Dataset rows about figures:
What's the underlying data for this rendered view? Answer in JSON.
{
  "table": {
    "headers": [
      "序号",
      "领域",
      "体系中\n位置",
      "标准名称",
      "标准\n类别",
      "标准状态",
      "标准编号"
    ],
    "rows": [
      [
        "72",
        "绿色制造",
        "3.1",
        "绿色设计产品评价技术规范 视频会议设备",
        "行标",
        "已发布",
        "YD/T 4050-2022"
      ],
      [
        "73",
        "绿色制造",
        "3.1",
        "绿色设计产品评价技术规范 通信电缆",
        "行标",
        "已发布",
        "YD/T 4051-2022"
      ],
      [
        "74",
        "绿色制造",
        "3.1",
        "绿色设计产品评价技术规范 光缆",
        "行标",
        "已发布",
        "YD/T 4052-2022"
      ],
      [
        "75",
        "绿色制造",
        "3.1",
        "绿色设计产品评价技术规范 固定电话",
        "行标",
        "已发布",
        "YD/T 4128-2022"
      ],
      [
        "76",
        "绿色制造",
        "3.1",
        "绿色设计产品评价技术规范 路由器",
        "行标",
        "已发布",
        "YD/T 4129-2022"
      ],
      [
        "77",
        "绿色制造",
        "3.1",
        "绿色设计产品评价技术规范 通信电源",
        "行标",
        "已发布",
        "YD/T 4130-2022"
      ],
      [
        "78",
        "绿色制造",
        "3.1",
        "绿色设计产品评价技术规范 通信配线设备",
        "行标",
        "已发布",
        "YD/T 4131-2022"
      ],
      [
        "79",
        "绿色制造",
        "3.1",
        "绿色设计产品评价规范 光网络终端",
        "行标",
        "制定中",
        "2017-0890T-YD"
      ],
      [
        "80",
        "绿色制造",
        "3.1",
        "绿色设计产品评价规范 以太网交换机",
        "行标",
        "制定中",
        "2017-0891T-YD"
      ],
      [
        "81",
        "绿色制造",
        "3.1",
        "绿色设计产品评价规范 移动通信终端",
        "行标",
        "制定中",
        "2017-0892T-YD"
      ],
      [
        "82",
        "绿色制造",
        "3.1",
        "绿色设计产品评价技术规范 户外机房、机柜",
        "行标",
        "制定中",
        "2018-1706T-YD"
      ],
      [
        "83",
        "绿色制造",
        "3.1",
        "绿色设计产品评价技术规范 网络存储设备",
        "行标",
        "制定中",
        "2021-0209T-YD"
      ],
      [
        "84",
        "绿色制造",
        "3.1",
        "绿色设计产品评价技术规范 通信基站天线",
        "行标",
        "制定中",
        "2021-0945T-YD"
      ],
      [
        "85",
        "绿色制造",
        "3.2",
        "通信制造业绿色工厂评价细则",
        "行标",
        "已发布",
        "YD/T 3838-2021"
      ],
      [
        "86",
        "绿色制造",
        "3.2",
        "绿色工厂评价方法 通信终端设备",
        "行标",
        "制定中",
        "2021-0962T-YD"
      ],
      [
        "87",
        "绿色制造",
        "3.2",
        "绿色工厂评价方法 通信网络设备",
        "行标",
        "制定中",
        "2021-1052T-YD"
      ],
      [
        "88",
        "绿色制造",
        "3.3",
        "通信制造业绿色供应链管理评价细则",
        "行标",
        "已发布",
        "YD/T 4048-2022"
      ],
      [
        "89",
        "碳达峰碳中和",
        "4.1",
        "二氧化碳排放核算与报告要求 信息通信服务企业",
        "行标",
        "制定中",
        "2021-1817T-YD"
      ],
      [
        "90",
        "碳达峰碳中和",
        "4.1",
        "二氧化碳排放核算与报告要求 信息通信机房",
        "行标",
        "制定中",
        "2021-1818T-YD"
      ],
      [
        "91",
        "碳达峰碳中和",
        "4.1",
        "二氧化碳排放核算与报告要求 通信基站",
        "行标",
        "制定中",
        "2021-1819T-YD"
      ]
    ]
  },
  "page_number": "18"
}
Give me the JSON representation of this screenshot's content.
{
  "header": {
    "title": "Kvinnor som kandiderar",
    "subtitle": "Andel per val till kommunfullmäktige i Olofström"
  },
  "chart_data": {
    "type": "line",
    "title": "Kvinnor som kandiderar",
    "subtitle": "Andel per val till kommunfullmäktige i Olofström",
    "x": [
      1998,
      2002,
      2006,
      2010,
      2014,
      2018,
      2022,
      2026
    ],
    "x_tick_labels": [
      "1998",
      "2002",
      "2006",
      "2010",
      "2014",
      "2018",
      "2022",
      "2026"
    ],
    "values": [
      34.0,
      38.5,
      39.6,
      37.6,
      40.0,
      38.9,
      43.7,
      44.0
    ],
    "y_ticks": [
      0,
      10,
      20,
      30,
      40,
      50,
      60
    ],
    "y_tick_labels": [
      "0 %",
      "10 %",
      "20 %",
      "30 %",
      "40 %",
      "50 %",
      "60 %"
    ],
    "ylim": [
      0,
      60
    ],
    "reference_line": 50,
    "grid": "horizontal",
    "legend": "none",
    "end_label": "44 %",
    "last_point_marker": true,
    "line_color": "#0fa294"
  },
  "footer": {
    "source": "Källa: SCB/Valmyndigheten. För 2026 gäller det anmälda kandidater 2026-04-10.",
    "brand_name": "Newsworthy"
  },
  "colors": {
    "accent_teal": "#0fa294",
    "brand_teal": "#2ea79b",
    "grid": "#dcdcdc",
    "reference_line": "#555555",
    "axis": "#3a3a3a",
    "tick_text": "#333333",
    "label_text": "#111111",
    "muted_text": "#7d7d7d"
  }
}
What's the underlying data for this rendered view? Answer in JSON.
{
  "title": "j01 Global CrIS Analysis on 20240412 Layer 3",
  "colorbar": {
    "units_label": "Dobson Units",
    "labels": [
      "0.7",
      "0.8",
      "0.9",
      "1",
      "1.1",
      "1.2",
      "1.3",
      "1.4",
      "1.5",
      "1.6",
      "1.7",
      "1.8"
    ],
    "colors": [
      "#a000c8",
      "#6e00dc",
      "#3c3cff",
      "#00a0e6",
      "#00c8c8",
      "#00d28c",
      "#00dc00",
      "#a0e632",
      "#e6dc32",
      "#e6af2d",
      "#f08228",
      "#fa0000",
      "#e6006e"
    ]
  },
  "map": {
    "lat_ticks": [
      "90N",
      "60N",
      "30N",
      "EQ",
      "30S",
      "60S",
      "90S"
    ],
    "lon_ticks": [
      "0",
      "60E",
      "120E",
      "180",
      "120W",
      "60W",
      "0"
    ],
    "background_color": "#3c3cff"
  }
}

What the task asks:
Extract all lines as given.

Answer to this task:
What's the underlying data for this rendered view? Answer in JSON.
{
  "table": {
    "headers": [
      "序号",
      "领域",
      "体系中\n位置",
      "标准名称",
      "标准\n类别",
      "标准状态",
      "标准编号"
    ],
    "rows": [
      [
        "72",
        "绿色制造",
        "3.1",
        "绿色设计产品评价技术规范 视频会议设备",
        "行标",
        "已发布",
        "YD/T 4050-2022"
      ],
      [
        "73",
        "绿色制造",
        "3.1",
        "绿色设计产品评价技术规范 通信电缆",
        "行标",
        "已发布",
        "YD/T 4051-2022"
      ],
      [
        "74",
        "绿色制造",
        "3.1",
        "绿色设计产品评价技术规范 光缆",
        "行标",
        "已发布",
        "YD/T 4052-2022"
      ],
      [
        "75",
        "绿色制造",
        "3.1",
        "绿色设计产品评价技术规范 固定电话",
        "行标",
        "已发布",
        "YD/T 4128-2022"
      ],
      [
        "76",
        "绿色制造",
        "3.1",
        "绿色设计产品评价技术规范 路由器",
        "行标",
        "已发布",
        "YD/T 4129-2022"
      ],
      [
        "77",
        "绿色制造",
        "3.1",
        "绿色设计产品评价技术规范 通信电源",
        "行标",
        "已发布",
        "YD/T 4130-2022"
      ],
      [
        "78",
        "绿色制造",
        "3.1",
        "绿色设计产品评价技术规范 通信配线设备",
        "行标",
        "已发布",
        "YD/T 4131-2022"
      ],
      [
        "79",
        "绿色制造",
        "3.1",
        "绿色设计产品评价规范 光网络终端",
        "行标",
        "制定中",
        "2017-0890T-YD"
      ],
      [
        "80",
        "绿色制造",
        "3.1",
        "绿色设计产品评价规范 以太网交换机",
        "行标",
        "制定中",
        "2017-0891T-YD"
      ],
      [
        "81",
        "绿色制造",
        "3.1",
        "绿色设计产品评价规范 移动通信终端",
        "行标",
        "制定中",
        "2017-0892T-YD"
      ],
      [
        "82",
        "绿色制造",
        "3.1",
        "绿色设计产品评价技术规范 户外机房、机柜",
        "行标",
        "制定中",
        "2018-1706T-YD"
      ],
      [
        "83",
        "绿色制造",
        "3.1",
        "绿色设计产品评价技术规范 网络存储设备",
        "行标",
        "制定中",
        "2021-0209T-YD"
      ],
      [
        "84",
        "绿色制造",
        "3.1",
        "绿色设计产品评价技术规范 通信基站天线",
        "行标",
        "制定中",
        "2021-0945T-YD"
      ],
      [
        "85",
        "绿色制造",
        "3.2",
        "通信制造业绿色工厂评价细则",
        "行标",
        "已发布",
        "YD/T 3838-2021"
      ],
      [
        "86",
        "绿色制造",
        "3.2",
        "绿色工厂评价方法 通信终端设备",
        "行标",
        "制定中",
        "2021-0962T-YD"
      ],
      [
        "87",
        "绿色制造",
        "3.2",
        "绿色工厂评价方法 通信网络设备",
        "行标",
        "制定中",
        "2021-1052T-YD"
      ],
      [
        "88",
        "绿色制造",
        "3.3",
        "通信制造业绿色供应链管理评价细则",
        "行标",
        "已发布",
        "YD/T 4048-2022"
      ],
      [
        "89",
        "碳达峰碳中和",
        "4.1",
        "二氧化碳排放核算与报告要求 信息通信服务企业",
        "行标",
        "制定中",
        "2021-1817T-YD"
      ],
      [
        "90",
        "碳达峰碳中和",
        "4.1",
        "二氧化碳排放核算与报告要求 信息通信机房",
        "行标",
        "制定中",
        "2021-1818T-YD"
      ],
      [
        "91",
        "碳达峰碳中和",
        "4.1",
        "二氧化碳排放核算与报告要求 通信基站",
        "行标",
        "制定中",
        "2021-1819T-YD"
      ]
    ]
  },
  "page_number": "18"
}
Give me the JSON representation of this screenshot's content.
{
  "header": {
    "title": "Kvinnor som kandiderar",
    "subtitle": "Andel per val till kommunfullmäktige i Olofström"
  },
  "chart_data": {
    "type": "line",
    "title": "Kvinnor som kandiderar",
    "subtitle": "Andel per val till kommunfullmäktige i Olofström",
    "x": [
      1998,
      2002,
      2006,
      2010,
      2014,
      2018,
      2022,
      2026
    ],
    "x_tick_labels": [
      "1998",
      "2002",
      "2006",
      "2010",
      "2014",
      "2018",
      "2022",
      "2026"
    ],
    "values": [
      34.0,
      38.5,
      39.6,
      37.6,
      40.0,
      38.9,
      43.7,
      44.0
    ],
    "y_ticks": [
      0,
      10,
      20,
      30,
      40,
      50,
      60
    ],
    "y_tick_labels": [
      "0 %",
      "10 %",
      "20 %",
      "30 %",
      "40 %",
      "50 %",
      "60 %"
    ],
    "ylim": [
      0,
      60
    ],
    "reference_line": 50,
    "grid": "horizontal",
    "legend": "none",
    "end_label": "44 %",
    "last_point_marker": true,
    "line_color": "#0fa294"
  },
  "footer": {
    "source": "Källa: SCB/Valmyndigheten. För 2026 gäller det anmälda kandidater 2026-04-10.",
    "brand_name": "Newsworthy"
  },
  "colors": {
    "accent_teal": "#0fa294",
    "brand_teal": "#2ea79b",
    "grid": "#dcdcdc",
    "reference_line": "#555555",
    "axis": "#3a3a3a",
    "tick_text": "#333333",
    "label_text": "#111111",
    "muted_text": "#7d7d7d"
  }
}
What's the underlying data for this rendered view? Answer in JSON.
{
  "title": "j01 Global CrIS Analysis on 20240412 Layer 3",
  "colorbar": {
    "units_label": "Dobson Units",
    "labels": [
      "0.7",
      "0.8",
      "0.9",
      "1",
      "1.1",
      "1.2",
      "1.3",
      "1.4",
      "1.5",
      "1.6",
      "1.7",
      "1.8"
    ],
    "colors": [
      "#a000c8",
      "#6e00dc",
      "#3c3cff",
      "#00a0e6",
      "#00c8c8",
      "#00d28c",
      "#00dc00",
      "#a0e632",
      "#e6dc32",
      "#e6af2d",
      "#f08228",
      "#fa0000",
      "#e6006e"
    ]
  },
  "map": {
    "lat_ticks": [
      "90N",
      "60N",
      "30N",
      "EQ",
      "30S",
      "60S",
      "90S"
    ],
    "lon_ticks": [
      "0",
      "60E",
      "120E",
      "180",
      "120W",
      "60W",
      "0"
    ],
    "background_color": "#3c3cff"
  }
}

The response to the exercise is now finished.